_Written instruction_
Each line that follows should be printed again exactly as it stands.

╭─ Record list

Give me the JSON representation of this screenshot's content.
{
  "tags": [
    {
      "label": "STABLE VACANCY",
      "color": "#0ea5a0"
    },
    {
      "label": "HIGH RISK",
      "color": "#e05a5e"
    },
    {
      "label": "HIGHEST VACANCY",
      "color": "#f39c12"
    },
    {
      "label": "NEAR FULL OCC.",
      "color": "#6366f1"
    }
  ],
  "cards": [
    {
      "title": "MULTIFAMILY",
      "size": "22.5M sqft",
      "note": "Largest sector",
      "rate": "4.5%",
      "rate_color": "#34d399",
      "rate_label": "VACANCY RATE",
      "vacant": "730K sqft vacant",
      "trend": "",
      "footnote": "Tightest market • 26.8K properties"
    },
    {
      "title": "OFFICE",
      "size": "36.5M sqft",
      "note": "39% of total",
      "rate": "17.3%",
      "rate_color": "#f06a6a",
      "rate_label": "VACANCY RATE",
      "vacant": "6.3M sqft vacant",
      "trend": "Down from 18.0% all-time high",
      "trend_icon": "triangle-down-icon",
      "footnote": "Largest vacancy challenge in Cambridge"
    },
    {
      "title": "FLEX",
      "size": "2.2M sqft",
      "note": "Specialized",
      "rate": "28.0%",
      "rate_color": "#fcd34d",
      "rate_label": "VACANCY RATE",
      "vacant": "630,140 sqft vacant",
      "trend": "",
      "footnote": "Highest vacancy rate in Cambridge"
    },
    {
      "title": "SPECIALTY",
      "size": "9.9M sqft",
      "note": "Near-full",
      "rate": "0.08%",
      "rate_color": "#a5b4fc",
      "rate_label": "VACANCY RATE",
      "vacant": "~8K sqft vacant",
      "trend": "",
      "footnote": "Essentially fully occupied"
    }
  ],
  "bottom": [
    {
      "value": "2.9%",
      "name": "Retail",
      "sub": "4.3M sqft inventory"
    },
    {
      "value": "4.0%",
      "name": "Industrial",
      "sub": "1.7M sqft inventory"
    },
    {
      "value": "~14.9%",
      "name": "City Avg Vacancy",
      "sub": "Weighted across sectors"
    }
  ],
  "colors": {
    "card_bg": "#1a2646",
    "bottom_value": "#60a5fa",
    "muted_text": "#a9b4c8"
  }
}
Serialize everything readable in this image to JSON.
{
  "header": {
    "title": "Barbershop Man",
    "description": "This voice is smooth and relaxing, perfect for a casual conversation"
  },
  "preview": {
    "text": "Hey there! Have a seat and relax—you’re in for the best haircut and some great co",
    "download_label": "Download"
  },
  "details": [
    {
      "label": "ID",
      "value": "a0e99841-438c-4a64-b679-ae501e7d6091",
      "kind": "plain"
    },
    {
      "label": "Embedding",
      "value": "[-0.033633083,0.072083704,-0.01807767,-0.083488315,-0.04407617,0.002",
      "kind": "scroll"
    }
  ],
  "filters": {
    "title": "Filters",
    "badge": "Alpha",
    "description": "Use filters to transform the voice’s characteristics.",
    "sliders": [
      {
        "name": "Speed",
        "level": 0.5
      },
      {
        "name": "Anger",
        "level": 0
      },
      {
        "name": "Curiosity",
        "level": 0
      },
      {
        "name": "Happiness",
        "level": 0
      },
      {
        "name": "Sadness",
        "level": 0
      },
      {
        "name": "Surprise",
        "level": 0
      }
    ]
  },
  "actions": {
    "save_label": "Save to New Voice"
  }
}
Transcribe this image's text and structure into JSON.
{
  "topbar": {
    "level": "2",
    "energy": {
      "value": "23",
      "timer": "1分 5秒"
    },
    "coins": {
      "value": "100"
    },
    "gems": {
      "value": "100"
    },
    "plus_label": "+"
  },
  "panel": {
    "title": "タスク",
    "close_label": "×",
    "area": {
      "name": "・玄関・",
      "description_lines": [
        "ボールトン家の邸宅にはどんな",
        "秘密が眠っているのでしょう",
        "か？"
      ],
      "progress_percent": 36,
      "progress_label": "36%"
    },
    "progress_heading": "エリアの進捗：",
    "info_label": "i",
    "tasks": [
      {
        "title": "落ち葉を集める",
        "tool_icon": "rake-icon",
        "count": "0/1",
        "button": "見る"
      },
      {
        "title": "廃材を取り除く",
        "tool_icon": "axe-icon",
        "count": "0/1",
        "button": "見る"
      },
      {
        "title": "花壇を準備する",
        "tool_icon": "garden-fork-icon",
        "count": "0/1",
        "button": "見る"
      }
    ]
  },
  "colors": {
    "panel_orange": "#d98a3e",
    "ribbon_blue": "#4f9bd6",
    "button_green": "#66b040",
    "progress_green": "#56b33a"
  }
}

╰─

_Output below_
Give me the JSON representation of this screenshot's content.
{
  "tags": [
    {
      "label": "STABLE VACANCY",
      "color": "#0ea5a0"
    },
    {
      "label": "HIGH RISK",
      "color": "#e05a5e"
    },
    {
      "label": "HIGHEST VACANCY",
      "color": "#f39c12"
    },
    {
      "label": "NEAR FULL OCC.",
      "color": "#6366f1"
    }
  ],
  "cards": [
    {
      "title": "MULTIFAMILY",
      "size": "22.5M sqft",
      "note": "Largest sector",
      "rate": "4.5%",
      "rate_color": "#34d399",
      "rate_label": "VACANCY RATE",
      "vacant": "730K sqft vacant",
      "trend": "",
      "footnote": "Tightest market • 26.8K properties"
    },
    {
      "title": "OFFICE",
      "size": "36.5M sqft",
      "note": "39% of total",
      "rate": "17.3%",
      "rate_color": "#f06a6a",
      "rate_label": "VACANCY RATE",
      "vacant": "6.3M sqft vacant",
      "trend": "Down from 18.0% all-time high",
      "trend_icon": "triangle-down-icon",
      "footnote": "Largest vacancy challenge in Cambridge"
    },
    {
      "title": "FLEX",
      "size": "2.2M sqft",
      "note": "Specialized",
      "rate": "28.0%",
      "rate_color": "#fcd34d",
      "rate_label": "VACANCY RATE",
      "vacant": "630,140 sqft vacant",
      "trend": "",
      "footnote": "Highest vacancy rate in Cambridge"
    },
    {
      "title": "SPECIALTY",
      "size": "9.9M sqft",
      "note": "Near-full",
      "rate": "0.08%",
      "rate_color": "#a5b4fc",
      "rate_label": "VACANCY RATE",
      "vacant": "~8K sqft vacant",
      "trend": "",
      "footnote": "Essentially fully occupied"
    }
  ],
  "bottom": [
    {
      "value": "2.9%",
      "name": "Retail",
      "sub": "4.3M sqft inventory"
    },
    {
      "value": "4.0%",
      "name": "Industrial",
      "sub": "1.7M sqft inventory"
    },
    {
      "value": "~14.9%",
      "name": "City Avg Vacancy",
      "sub": "Weighted across sectors"
    }
  ],
  "colors": {
    "card_bg": "#1a2646",
    "bottom_value": "#60a5fa",
    "muted_text": "#a9b4c8"
  }
}
Serialize everything readable in this image to JSON.
{
  "header": {
    "title": "Barbershop Man",
    "description": "This voice is smooth and relaxing, perfect for a casual conversation"
  },
  "preview": {
    "text": "Hey there! Have a seat and relax—you’re in for the best haircut and some great co",
    "download_label": "Download"
  },
  "details": [
    {
      "label": "ID",
      "value": "a0e99841-438c-4a64-b679-ae501e7d6091",
      "kind": "plain"
    },
    {
      "label": "Embedding",
      "value": "[-0.033633083,0.072083704,-0.01807767,-0.083488315,-0.04407617,0.002",
      "kind": "scroll"
    }
  ],
  "filters": {
    "title": "Filters",
    "badge": "Alpha",
    "description": "Use filters to transform the voice’s characteristics.",
    "sliders": [
      {
        "name": "Speed",
        "level": 0.5
      },
      {
        "name": "Anger",
        "level": 0
      },
      {
        "name": "Curiosity",
        "level": 0
      },
      {
        "name": "Happiness",
        "level": 0
      },
      {
        "name": "Sadness",
        "level": 0
      },
      {
        "name": "Surprise",
        "level": 0
      }
    ]
  },
  "actions": {
    "save_label": "Save to New Voice"
  }
}
Transcribe this image's text and structure into JSON.
{
  "topbar": {
    "level": "2",
    "energy": {
      "value": "23",
      "timer": "1分 5秒"
    },
    "coins": {
      "value": "100"
    },
    "gems": {
      "value": "100"
    },
    "plus_label": "+"
  },
  "panel": {
    "title": "タスク",
    "close_label": "×",
    "area": {
      "name": "・玄関・",
      "description_lines": [
        "ボールトン家の邸宅にはどんな",
        "秘密が眠っているのでしょう",
        "か？"
      ],
      "progress_percent": 36,
      "progress_label": "36%"
    },
    "progress_heading": "エリアの進捗：",
    "info_label": "i",
    "tasks": [
      {
        "title": "落ち葉を集める",
        "tool_icon": "rake-icon",
        "count": "0/1",
        "button": "見る"
      },
      {
        "title": "廃材を取り除く",
        "tool_icon": "axe-icon",
        "count": "0/1",
        "button": "見る"
      },
      {
        "title": "花壇を準備する",
        "tool_icon": "garden-fork-icon",
        "count": "0/1",
        "button": "見る"
      }
    ]
  },
  "colors": {
    "panel_orange": "#d98a3e",
    "ribbon_blue": "#4f9bd6",
    "button_green": "#66b040",
    "progress_green": "#56b33a"
  }
}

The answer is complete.